--- start ---

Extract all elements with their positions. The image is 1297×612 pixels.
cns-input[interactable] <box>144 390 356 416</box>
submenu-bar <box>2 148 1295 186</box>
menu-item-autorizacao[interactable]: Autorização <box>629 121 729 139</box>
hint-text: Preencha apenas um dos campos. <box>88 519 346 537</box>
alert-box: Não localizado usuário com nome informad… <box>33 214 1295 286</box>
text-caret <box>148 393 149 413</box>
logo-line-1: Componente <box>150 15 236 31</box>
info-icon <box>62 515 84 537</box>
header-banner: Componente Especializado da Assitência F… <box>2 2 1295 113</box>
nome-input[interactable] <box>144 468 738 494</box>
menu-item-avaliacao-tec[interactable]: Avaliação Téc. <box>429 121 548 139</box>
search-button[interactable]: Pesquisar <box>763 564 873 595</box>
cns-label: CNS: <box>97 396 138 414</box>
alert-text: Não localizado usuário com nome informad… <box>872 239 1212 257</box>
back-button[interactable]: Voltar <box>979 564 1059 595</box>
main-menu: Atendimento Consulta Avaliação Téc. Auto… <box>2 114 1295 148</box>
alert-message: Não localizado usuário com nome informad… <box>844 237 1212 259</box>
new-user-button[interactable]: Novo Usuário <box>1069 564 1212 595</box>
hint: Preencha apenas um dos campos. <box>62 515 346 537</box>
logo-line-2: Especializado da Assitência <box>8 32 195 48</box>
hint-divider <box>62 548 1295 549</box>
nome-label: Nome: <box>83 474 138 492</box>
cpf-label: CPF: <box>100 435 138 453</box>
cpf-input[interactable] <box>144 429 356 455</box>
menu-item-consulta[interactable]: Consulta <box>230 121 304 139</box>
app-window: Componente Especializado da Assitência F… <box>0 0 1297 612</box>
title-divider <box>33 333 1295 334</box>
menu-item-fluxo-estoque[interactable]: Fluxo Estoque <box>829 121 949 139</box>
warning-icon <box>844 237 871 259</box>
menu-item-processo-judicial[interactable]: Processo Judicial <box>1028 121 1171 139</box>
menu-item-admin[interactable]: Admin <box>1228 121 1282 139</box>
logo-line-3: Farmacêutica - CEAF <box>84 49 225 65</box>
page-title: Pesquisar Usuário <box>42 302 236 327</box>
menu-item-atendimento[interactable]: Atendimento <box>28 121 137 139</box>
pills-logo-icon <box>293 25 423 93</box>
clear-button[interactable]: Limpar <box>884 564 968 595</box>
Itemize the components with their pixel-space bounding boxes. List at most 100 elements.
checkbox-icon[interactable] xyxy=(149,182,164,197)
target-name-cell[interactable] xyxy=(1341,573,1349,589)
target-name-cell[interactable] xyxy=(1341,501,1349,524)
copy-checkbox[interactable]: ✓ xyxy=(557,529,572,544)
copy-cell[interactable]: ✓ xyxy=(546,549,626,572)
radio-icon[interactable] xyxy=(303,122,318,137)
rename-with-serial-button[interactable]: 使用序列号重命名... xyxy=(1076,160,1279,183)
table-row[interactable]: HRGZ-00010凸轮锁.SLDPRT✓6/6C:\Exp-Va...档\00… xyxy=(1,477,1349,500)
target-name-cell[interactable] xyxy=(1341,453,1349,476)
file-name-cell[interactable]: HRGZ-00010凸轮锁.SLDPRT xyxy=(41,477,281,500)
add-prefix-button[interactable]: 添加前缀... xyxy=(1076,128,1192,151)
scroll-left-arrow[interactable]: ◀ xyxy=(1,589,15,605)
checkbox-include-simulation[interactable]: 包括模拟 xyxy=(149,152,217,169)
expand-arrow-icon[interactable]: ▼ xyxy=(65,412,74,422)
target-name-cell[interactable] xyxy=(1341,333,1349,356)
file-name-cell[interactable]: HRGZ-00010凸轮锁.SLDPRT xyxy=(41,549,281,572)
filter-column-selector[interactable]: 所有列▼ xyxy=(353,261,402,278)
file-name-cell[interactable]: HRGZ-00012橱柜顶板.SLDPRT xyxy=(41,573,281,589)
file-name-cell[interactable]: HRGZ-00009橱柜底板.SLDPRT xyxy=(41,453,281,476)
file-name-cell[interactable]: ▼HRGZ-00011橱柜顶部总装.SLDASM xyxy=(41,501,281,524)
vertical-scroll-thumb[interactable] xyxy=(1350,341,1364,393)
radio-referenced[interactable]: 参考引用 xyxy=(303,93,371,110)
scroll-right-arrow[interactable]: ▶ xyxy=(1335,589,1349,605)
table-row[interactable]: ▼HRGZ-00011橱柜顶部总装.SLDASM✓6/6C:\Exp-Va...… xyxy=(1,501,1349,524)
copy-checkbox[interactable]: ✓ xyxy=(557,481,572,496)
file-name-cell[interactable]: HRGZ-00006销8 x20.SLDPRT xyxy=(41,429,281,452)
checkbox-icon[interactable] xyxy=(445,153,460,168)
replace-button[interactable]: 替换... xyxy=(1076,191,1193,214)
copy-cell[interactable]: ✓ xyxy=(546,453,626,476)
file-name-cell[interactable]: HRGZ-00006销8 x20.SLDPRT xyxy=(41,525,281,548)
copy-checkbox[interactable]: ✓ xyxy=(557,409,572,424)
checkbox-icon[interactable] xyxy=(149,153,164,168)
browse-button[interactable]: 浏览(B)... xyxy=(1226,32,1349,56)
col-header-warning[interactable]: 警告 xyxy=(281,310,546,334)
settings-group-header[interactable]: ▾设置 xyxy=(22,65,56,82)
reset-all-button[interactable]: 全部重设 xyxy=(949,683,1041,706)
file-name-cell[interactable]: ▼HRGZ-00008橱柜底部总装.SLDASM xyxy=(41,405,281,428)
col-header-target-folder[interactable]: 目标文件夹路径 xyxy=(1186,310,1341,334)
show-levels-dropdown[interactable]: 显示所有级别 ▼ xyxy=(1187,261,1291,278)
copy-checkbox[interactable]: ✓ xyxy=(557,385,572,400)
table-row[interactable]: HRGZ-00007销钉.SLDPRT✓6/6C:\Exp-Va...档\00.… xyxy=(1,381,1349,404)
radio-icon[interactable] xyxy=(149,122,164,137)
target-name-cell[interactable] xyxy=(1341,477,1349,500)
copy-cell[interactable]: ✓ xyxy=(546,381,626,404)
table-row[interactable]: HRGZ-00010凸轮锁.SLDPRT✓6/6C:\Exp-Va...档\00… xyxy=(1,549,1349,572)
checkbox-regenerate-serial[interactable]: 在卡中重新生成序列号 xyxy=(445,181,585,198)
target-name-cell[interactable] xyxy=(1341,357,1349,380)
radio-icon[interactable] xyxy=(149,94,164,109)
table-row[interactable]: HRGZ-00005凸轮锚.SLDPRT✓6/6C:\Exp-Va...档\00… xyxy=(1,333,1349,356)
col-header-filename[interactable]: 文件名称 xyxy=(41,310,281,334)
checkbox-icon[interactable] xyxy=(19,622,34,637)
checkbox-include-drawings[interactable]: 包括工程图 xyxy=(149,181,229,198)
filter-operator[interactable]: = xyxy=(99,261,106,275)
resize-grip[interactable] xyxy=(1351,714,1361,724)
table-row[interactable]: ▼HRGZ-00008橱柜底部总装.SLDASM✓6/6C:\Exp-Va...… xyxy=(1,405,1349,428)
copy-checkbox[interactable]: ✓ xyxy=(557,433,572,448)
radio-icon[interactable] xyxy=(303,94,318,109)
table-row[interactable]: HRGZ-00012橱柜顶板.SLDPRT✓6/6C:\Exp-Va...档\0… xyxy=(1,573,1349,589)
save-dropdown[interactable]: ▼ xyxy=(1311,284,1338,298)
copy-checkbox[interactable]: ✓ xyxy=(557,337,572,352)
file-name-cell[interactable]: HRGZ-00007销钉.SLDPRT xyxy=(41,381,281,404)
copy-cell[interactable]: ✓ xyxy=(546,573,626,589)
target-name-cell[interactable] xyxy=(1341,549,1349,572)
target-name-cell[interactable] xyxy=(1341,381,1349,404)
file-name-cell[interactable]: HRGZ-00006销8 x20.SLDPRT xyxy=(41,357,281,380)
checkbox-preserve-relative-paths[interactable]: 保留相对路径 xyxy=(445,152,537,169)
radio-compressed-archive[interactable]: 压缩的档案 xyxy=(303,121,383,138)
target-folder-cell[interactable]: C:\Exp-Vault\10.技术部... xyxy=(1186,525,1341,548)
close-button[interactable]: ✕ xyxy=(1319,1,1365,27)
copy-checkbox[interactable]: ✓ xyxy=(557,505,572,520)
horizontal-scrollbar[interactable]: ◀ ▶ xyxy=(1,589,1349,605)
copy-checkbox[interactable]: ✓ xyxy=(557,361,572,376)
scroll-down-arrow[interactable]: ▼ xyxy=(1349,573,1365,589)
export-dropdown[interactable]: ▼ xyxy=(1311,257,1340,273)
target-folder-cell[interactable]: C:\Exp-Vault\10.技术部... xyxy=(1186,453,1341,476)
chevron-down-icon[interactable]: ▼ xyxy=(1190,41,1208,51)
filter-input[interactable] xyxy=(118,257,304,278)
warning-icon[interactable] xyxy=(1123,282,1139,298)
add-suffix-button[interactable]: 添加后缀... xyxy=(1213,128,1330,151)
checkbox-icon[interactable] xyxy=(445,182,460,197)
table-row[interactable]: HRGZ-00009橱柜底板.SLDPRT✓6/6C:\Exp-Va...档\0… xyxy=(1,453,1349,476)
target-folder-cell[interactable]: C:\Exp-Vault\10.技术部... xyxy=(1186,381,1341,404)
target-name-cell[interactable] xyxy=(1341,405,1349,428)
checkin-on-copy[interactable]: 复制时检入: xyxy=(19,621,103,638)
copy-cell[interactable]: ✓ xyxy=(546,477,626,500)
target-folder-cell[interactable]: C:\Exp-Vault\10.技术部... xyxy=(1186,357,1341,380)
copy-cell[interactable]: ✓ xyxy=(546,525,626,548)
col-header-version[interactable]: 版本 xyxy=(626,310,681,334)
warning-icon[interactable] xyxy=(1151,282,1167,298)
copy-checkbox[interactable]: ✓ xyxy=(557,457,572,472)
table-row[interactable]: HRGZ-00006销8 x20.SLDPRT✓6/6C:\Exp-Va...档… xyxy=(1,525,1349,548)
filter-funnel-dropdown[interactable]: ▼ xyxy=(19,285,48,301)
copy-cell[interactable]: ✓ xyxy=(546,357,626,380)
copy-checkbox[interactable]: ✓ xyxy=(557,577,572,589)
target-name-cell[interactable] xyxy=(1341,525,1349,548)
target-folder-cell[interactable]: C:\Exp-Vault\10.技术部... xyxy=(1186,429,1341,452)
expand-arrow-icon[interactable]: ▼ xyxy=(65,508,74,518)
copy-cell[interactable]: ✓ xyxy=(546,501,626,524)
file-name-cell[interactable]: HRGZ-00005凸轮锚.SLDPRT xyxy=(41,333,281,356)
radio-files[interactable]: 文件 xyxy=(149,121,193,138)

--- end ---

Please copy out the listing exactly, from its first line up to and including the line with "menu-item-consulta[interactable]: Consulta <box>230".

Solution to the problem =>
Extract all elements with their positions. The image is 1297×612 pixels.
cns-input[interactable] <box>144 390 356 416</box>
submenu-bar <box>2 148 1295 186</box>
menu-item-autorizacao[interactable]: Autorização <box>629 121 729 139</box>
hint-text: Preencha apenas um dos campos. <box>88 519 346 537</box>
alert-box: Não localizado usuário com nome informad… <box>33 214 1295 286</box>
text-caret <box>148 393 149 413</box>
logo-line-1: Componente <box>150 15 236 31</box>
info-icon <box>62 515 84 537</box>
header-banner: Componente Especializado da Assitência F… <box>2 2 1295 113</box>
nome-input[interactable] <box>144 468 738 494</box>
menu-item-avaliacao-tec[interactable]: Avaliação Téc. <box>429 121 548 139</box>
search-button[interactable]: Pesquisar <box>763 564 873 595</box>
cns-label: CNS: <box>97 396 138 414</box>
alert-text: Não localizado usuário com nome informad… <box>872 239 1212 257</box>
back-button[interactable]: Voltar <box>979 564 1059 595</box>
main-menu: Atendimento Consulta Avaliação Téc. Auto… <box>2 114 1295 148</box>
alert-message: Não localizado usuário com nome informad… <box>844 237 1212 259</box>
new-user-button[interactable]: Novo Usuário <box>1069 564 1212 595</box>
hint: Preencha apenas um dos campos. <box>62 515 346 537</box>
logo-line-2: Especializado da Assitência <box>8 32 195 48</box>
hint-divider <box>62 548 1295 549</box>
nome-label: Nome: <box>83 474 138 492</box>
cpf-label: CPF: <box>100 435 138 453</box>
cpf-input[interactable] <box>144 429 356 455</box>
menu-item-consulta[interactable]: Consulta <box>230 121 304 139</box>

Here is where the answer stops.